_To do_
Report, as a bare number, how many lines of the material below contain the word "this".

_Provided information_
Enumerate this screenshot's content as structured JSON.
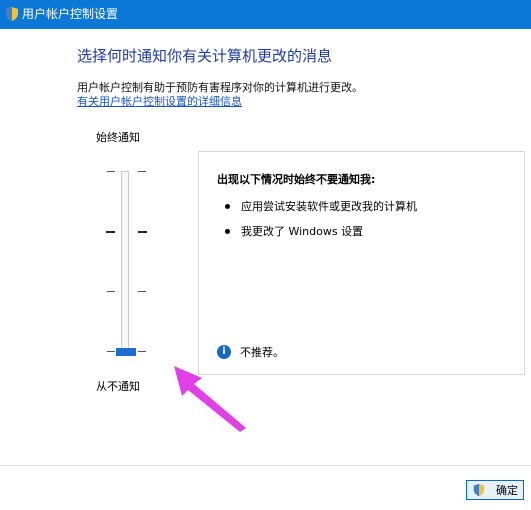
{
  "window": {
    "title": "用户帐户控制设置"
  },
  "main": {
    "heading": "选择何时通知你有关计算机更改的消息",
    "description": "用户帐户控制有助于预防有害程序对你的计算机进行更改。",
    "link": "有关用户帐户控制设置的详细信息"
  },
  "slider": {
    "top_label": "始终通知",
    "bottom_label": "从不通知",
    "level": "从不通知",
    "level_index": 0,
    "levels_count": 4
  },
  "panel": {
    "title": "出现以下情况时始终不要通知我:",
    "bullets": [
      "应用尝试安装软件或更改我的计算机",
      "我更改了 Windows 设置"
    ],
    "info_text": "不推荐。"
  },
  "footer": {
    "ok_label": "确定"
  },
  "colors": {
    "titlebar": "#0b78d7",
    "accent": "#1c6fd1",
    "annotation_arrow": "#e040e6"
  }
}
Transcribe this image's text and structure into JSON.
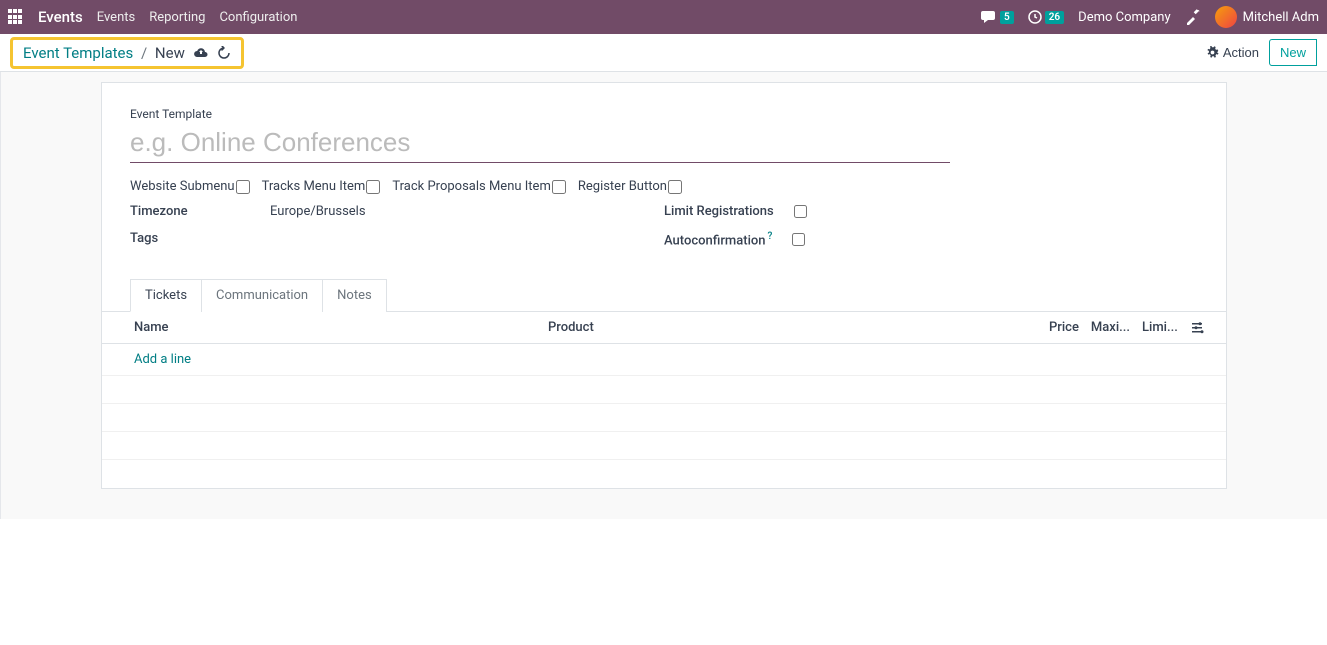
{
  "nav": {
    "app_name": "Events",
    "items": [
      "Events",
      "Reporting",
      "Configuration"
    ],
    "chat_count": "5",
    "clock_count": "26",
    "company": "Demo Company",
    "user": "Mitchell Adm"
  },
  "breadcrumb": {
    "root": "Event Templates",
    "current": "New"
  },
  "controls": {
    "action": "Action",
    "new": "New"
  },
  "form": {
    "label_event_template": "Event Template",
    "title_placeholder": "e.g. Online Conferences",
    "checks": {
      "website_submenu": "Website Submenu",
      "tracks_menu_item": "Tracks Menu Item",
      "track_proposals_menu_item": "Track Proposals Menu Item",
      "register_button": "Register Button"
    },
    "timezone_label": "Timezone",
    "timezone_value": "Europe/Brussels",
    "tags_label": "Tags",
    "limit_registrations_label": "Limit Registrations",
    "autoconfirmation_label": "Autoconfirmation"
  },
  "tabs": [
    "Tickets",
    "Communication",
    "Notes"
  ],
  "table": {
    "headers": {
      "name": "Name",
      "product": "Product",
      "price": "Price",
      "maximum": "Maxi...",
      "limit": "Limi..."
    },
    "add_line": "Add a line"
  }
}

_Right answer_
2